** begin Data **
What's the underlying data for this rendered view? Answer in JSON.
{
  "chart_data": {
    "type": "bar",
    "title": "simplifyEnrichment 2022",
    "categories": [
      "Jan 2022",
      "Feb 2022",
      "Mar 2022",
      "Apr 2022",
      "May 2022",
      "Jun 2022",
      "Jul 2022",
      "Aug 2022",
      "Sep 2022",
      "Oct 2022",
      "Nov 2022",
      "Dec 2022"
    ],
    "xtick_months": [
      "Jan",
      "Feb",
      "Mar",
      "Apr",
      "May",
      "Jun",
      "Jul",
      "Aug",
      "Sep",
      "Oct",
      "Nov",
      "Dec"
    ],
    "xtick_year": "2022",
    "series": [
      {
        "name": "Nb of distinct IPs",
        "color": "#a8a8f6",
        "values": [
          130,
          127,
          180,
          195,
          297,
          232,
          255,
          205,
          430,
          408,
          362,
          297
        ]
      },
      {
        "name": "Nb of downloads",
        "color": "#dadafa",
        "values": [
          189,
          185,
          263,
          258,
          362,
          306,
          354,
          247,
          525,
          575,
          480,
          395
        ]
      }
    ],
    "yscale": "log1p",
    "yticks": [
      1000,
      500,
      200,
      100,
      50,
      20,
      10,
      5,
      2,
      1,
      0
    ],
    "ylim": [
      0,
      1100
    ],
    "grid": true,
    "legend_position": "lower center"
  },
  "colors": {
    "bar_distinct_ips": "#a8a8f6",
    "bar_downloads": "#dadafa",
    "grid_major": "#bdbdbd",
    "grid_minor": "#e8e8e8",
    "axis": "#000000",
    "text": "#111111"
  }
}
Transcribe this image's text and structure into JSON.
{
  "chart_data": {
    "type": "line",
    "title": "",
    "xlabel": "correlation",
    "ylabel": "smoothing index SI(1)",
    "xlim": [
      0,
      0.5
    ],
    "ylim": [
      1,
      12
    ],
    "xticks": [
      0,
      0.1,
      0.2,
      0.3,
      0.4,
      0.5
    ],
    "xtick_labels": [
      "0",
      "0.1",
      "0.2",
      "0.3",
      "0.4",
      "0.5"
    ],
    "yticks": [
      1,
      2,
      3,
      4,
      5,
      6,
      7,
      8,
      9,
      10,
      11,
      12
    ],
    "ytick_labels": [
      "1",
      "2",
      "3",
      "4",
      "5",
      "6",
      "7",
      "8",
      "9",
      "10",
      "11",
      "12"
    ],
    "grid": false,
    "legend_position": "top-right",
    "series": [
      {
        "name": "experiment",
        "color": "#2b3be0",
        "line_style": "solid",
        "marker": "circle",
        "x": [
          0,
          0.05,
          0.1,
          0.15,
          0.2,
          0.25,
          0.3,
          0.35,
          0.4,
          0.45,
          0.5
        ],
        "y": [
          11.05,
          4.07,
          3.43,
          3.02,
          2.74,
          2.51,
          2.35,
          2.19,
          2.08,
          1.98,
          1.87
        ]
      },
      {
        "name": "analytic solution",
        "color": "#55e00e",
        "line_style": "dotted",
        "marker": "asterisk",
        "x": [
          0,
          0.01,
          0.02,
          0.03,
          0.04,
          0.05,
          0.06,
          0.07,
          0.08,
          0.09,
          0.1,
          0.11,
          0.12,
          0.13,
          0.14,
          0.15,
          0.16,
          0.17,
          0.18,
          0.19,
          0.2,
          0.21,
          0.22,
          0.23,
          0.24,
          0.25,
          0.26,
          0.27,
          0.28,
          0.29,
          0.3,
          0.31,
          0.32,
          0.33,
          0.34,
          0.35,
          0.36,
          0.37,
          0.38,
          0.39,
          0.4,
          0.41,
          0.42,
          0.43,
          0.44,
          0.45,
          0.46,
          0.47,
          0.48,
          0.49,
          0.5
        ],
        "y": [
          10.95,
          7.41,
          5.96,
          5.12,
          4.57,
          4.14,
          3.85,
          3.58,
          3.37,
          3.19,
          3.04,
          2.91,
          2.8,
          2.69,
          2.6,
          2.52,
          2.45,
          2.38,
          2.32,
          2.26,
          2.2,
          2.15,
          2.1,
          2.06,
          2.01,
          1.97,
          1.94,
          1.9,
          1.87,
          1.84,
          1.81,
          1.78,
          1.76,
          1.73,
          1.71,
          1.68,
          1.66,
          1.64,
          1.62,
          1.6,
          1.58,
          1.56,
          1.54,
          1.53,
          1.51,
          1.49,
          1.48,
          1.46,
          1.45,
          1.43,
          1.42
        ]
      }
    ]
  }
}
** end Data **
Exercise requirements → Tell how many lines of the data above hold the string "text". Give only the number.

Result of the task → 2